## Your goal
Keeping every word intact, reproduce all of the records.

## Stored data
"""

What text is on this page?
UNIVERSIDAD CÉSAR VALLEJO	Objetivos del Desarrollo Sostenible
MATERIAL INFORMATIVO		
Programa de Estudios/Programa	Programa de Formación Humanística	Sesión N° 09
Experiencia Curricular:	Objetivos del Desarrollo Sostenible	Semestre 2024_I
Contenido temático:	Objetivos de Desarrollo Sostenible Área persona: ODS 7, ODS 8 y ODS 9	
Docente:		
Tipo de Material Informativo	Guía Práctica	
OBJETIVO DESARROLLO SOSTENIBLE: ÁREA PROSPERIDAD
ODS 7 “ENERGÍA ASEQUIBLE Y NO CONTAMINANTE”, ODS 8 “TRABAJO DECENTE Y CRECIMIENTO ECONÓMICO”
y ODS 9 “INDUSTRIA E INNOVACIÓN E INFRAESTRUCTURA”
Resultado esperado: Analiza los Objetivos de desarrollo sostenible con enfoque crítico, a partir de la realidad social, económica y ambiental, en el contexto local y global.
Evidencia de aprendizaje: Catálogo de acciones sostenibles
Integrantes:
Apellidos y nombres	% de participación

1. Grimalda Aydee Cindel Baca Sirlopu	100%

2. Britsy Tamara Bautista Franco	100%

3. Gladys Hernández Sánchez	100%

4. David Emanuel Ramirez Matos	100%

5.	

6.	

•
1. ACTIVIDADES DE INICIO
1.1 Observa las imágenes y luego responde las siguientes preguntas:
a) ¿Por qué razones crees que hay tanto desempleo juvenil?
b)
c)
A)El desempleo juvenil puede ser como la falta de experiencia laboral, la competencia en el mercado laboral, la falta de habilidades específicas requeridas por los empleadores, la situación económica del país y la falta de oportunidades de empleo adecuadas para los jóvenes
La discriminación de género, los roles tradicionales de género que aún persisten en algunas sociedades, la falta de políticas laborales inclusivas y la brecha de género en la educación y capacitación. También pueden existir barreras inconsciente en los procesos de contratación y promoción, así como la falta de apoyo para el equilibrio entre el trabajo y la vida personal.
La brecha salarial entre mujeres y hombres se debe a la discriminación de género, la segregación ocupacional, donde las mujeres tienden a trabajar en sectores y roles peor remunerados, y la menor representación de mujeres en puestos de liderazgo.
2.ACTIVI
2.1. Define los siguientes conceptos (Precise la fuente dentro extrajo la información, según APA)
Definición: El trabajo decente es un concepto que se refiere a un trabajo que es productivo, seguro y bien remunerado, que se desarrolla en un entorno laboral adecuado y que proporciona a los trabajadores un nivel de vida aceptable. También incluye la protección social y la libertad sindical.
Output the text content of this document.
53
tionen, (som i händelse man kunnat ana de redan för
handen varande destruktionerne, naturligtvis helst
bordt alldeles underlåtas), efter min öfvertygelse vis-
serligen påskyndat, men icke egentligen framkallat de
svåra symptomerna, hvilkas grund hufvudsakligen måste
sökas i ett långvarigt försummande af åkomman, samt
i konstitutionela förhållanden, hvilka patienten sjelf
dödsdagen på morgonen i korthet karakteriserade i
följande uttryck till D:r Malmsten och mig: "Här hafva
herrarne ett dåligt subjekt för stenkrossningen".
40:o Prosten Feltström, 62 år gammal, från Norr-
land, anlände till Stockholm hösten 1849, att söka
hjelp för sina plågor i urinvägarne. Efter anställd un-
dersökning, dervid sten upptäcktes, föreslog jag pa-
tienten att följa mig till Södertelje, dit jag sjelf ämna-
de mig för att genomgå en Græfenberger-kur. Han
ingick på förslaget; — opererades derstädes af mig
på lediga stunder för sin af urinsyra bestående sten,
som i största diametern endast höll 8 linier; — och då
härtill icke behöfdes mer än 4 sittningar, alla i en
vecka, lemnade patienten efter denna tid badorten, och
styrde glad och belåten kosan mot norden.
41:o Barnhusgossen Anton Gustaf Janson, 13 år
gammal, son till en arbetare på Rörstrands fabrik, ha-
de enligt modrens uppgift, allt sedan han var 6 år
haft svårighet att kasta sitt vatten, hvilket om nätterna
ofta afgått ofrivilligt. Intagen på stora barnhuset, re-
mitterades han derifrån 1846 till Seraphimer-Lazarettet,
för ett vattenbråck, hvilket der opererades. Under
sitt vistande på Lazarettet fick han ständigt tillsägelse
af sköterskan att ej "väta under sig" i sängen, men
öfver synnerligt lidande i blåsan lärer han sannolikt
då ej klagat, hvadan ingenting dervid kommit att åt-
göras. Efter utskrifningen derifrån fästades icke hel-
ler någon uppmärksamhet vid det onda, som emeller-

"""

## Reply to the task
What text is on this page?
UNIVERSIDAD CÉSAR VALLEJO	Objetivos del Desarrollo Sostenible
MATERIAL INFORMATIVO		
Programa de Estudios/Programa	Programa de Formación Humanística	Sesión N° 09
Experiencia Curricular:	Objetivos del Desarrollo Sostenible	Semestre 2024_I
Contenido temático:	Objetivos de Desarrollo Sostenible Área persona: ODS 7, ODS 8 y ODS 9	
Docente:		
Tipo de Material Informativo	Guía Práctica	
OBJETIVO DESARROLLO SOSTENIBLE: ÁREA PROSPERIDAD
ODS 7 “ENERGÍA ASEQUIBLE Y NO CONTAMINANTE”, ODS 8 “TRABAJO DECENTE Y CRECIMIENTO ECONÓMICO”
y ODS 9 “INDUSTRIA E INNOVACIÓN E INFRAESTRUCTURA”
Resultado esperado: Analiza los Objetivos de desarrollo sostenible con enfoque crítico, a partir de la realidad social, económica y ambiental, en el contexto local y global.
Evidencia de aprendizaje: Catálogo de acciones sostenibles
Integrantes:
Apellidos y nombres	% de participación

1. Grimalda Aydee Cindel Baca Sirlopu	100%

2. Britsy Tamara Bautista Franco	100%

3. Gladys Hernández Sánchez	100%

4. David Emanuel Ramirez Matos	100%

5.	

6.	

•
1. ACTIVIDADES DE INICIO
1.1 Observa las imágenes y luego responde las siguientes preguntas:
a) ¿Por qué razones crees que hay tanto desempleo juvenil?
b)
c)
A)El desempleo juvenil puede ser como la falta de experiencia laboral, la competencia en el mercado laboral, la falta de habilidades específicas requeridas por los empleadores, la situación económica del país y la falta de oportunidades de empleo adecuadas para los jóvenes
La discriminación de género, los roles tradicionales de género que aún persisten en algunas sociedades, la falta de políticas laborales inclusivas y la brecha de género en la educación y capacitación. También pueden existir barreras inconsciente en los procesos de contratación y promoción, así como la falta de apoyo para el equilibrio entre el trabajo y la vida personal.
La brecha salarial entre mujeres y hombres se debe a la discriminación de género, la segregación ocupacional, donde las mujeres tienden a trabajar en sectores y roles peor remunerados, y la menor representación de mujeres en puestos de liderazgo.
2.ACTIVI
2.1. Define los siguientes conceptos (Precise la fuente dentro extrajo la información, según APA)
Definición: El trabajo decente es un concepto que se refiere a un trabajo que es productivo, seguro y bien remunerado, que se desarrolla en un entorno laboral adecuado y que proporciona a los trabajadores un nivel de vida aceptable. También incluye la protección social y la libertad sindical.
Output the text content of this document.
53
tionen, (som i händelse man kunnat ana de redan för
handen varande destruktionerne, naturligtvis helst
bordt alldeles underlåtas), efter min öfvertygelse vis-
serligen påskyndat, men icke egentligen framkallat de
svåra symptomerna, hvilkas grund hufvudsakligen måste
sökas i ett långvarigt försummande af åkomman, samt
i konstitutionela förhållanden, hvilka patienten sjelf
dödsdagen på morgonen i korthet karakteriserade i
följande uttryck till D:r Malmsten och mig: "Här hafva
herrarne ett dåligt subjekt för stenkrossningen".
40:o Prosten Feltström, 62 år gammal, från Norr-
land, anlände till Stockholm hösten 1849, att söka
hjelp för sina plågor i urinvägarne. Efter anställd un-
dersökning, dervid sten upptäcktes, föreslog jag pa-
tienten att följa mig till Södertelje, dit jag sjelf ämna-
de mig för att genomgå en Græfenberger-kur. Han
ingick på förslaget; — opererades derstädes af mig
på lediga stunder för sin af urinsyra bestående sten,
som i största diametern endast höll 8 linier; — och då
härtill icke behöfdes mer än 4 sittningar, alla i en
vecka, lemnade patienten efter denna tid badorten, och
styrde glad och belåten kosan mot norden.
41:o Barnhusgossen Anton Gustaf Janson, 13 år
gammal, son till en arbetare på Rörstrands fabrik, ha-
de enligt modrens uppgift, allt sedan han var 6 år
haft svårighet att kasta sitt vatten, hvilket om nätterna
ofta afgått ofrivilligt. Intagen på stora barnhuset, re-
mitterades han derifrån 1846 till Seraphimer-Lazarettet,
för ett vattenbråck, hvilket der opererades. Under
sitt vistande på Lazarettet fick han ständigt tillsägelse
af sköterskan att ej "väta under sig" i sängen, men
öfver synnerligt lidande i blåsan lärer han sannolikt
då ej klagat, hvadan ingenting dervid kommit att åt-
göras. Efter utskrifningen derifrån fästades icke hel-
ler någon uppmärksamhet vid det onda, som emeller-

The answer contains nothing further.